ENTRIES PROVIDED:
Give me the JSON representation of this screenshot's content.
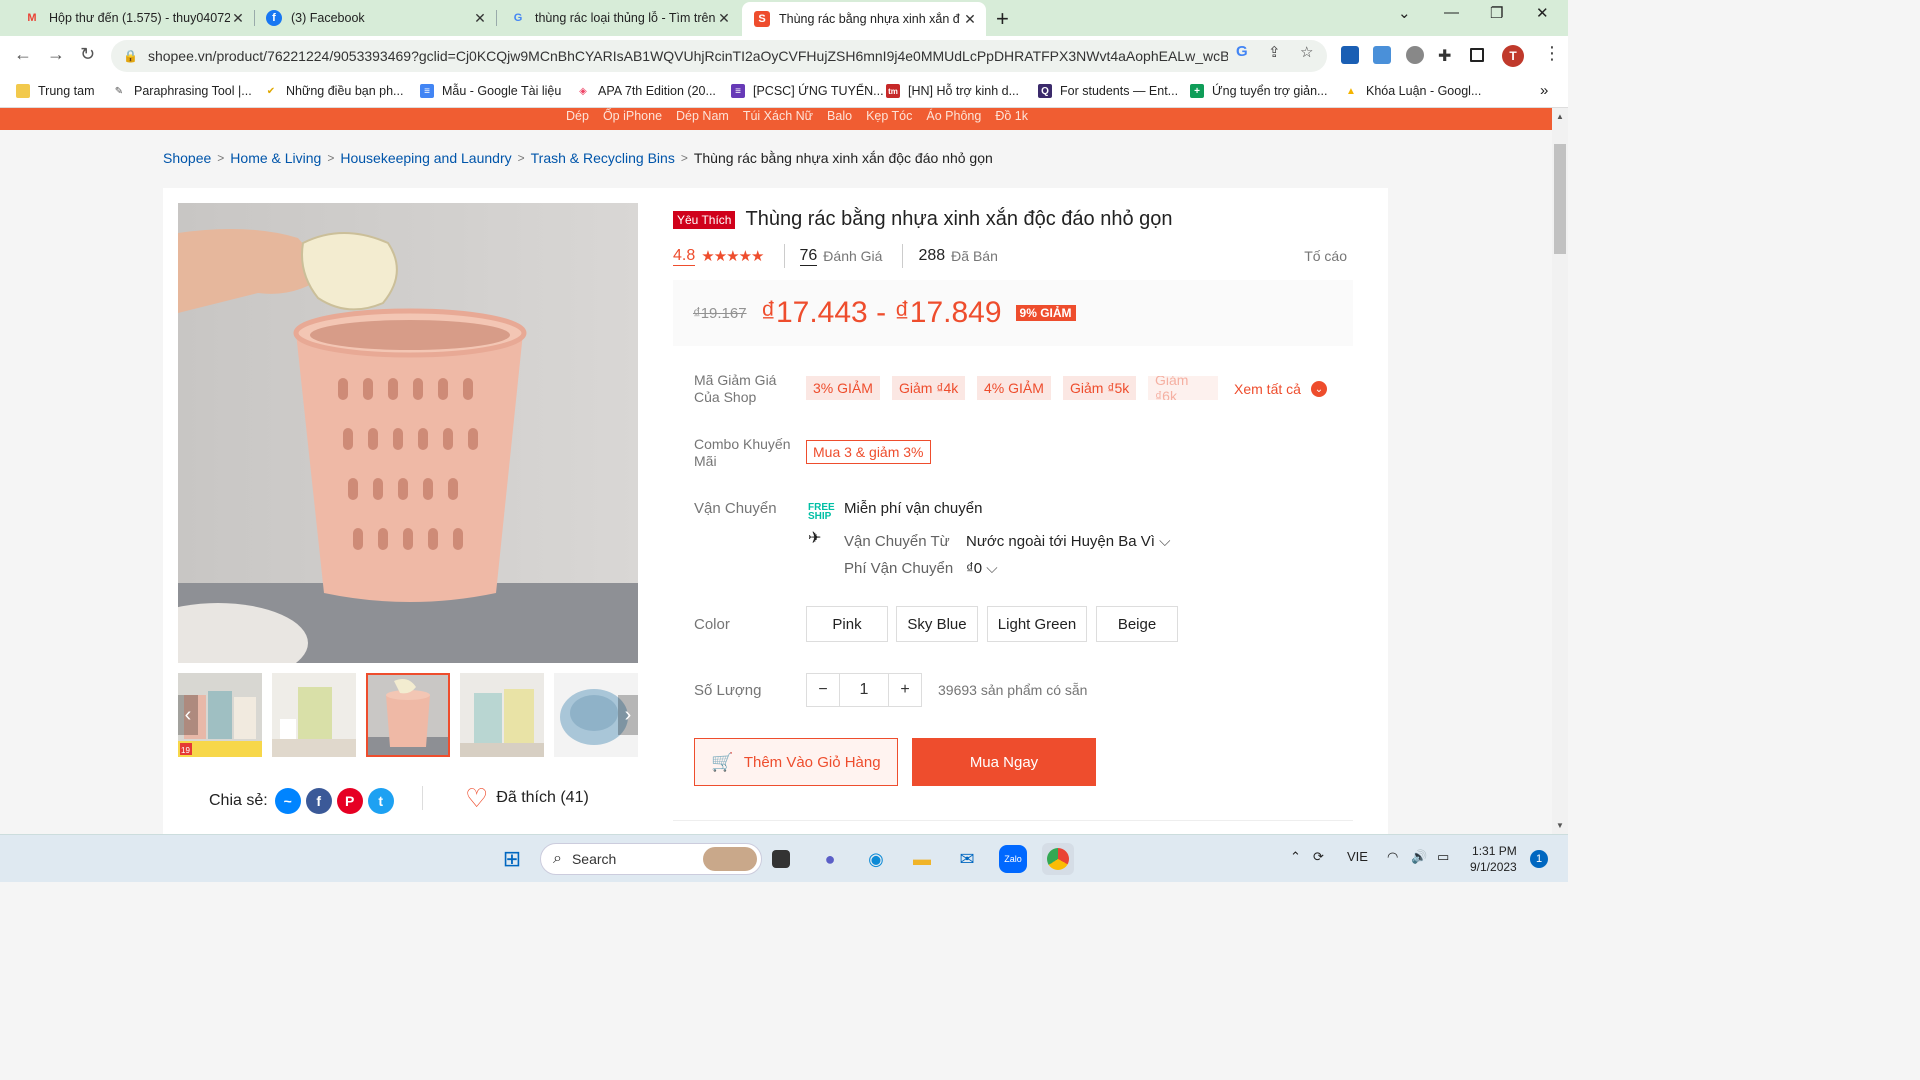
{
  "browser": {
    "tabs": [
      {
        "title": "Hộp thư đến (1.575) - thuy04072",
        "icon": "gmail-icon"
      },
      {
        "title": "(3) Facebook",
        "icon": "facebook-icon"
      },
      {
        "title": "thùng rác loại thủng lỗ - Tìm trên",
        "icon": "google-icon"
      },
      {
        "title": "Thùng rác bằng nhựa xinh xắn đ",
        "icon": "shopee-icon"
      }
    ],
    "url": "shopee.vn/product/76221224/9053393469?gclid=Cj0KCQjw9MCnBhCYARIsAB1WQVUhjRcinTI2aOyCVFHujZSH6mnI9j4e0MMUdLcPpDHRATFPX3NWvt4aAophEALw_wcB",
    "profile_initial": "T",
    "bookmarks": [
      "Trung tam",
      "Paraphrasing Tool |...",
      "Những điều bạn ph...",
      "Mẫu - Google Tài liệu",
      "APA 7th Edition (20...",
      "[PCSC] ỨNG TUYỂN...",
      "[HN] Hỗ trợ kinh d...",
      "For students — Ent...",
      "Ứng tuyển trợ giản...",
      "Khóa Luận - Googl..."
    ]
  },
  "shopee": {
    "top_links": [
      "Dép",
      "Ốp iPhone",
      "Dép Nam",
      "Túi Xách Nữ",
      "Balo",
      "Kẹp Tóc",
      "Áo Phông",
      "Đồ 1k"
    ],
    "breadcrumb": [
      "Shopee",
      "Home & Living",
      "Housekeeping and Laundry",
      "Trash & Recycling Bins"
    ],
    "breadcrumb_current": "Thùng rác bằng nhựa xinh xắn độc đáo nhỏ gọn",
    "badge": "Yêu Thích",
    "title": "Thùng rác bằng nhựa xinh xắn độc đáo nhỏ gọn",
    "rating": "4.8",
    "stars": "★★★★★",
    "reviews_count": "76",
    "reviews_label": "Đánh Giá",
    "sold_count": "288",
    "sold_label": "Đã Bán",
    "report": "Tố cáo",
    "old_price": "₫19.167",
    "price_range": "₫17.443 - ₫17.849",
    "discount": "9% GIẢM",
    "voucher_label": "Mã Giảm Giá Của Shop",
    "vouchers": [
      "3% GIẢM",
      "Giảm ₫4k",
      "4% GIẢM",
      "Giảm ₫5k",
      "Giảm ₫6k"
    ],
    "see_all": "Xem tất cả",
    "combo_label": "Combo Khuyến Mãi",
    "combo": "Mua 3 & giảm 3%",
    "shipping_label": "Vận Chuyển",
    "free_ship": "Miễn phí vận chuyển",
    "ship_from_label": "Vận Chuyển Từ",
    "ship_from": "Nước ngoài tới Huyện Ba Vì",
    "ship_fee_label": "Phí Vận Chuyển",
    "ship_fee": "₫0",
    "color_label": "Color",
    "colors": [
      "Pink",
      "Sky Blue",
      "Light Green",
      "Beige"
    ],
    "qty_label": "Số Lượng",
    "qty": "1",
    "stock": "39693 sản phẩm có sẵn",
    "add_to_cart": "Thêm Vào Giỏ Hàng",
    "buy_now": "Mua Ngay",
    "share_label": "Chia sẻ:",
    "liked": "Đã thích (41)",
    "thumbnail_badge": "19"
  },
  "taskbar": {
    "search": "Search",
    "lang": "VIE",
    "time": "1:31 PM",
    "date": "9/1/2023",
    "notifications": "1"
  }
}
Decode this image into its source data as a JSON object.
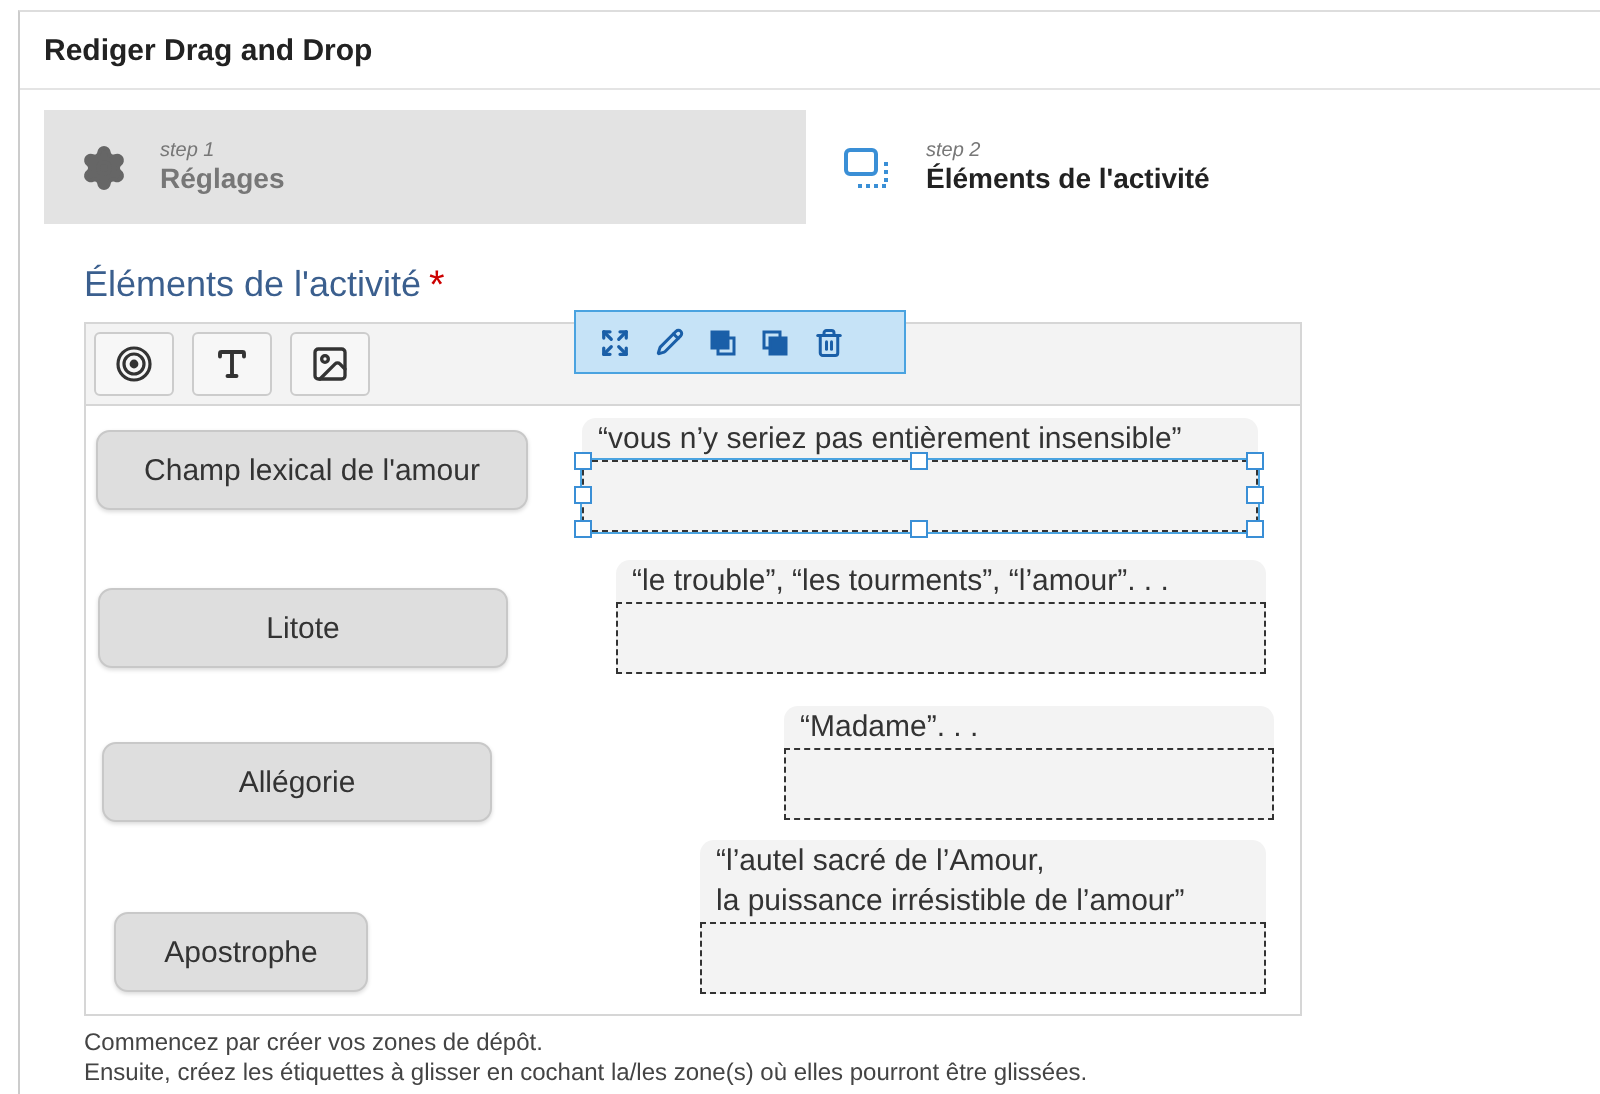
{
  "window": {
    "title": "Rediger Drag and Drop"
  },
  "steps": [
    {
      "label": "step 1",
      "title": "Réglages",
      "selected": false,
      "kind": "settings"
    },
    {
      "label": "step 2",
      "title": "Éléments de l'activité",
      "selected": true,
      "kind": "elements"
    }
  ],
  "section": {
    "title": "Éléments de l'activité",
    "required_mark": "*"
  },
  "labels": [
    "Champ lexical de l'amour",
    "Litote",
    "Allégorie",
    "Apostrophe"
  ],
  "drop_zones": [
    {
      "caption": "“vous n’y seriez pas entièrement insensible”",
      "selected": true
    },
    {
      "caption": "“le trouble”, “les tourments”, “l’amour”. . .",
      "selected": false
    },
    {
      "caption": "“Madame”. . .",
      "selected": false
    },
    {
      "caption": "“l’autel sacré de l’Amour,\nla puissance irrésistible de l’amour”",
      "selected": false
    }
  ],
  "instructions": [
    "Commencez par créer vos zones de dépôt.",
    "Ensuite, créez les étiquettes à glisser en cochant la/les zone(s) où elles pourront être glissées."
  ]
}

EXERCISE REQUIREMENTS:
Check each line of the entries for the string "caption". Copy the lines that have it.

REPLY:
      "caption": "“vous n’y seriez pas entièrement insensible”",
      "caption": "“le trouble”, “les tourments”, “l’amour”. . .",
      "caption": "“Madame”. . .",
      "caption": "“l’autel sacré de l’Amour,\nla puissance irrésistible de l’amour”",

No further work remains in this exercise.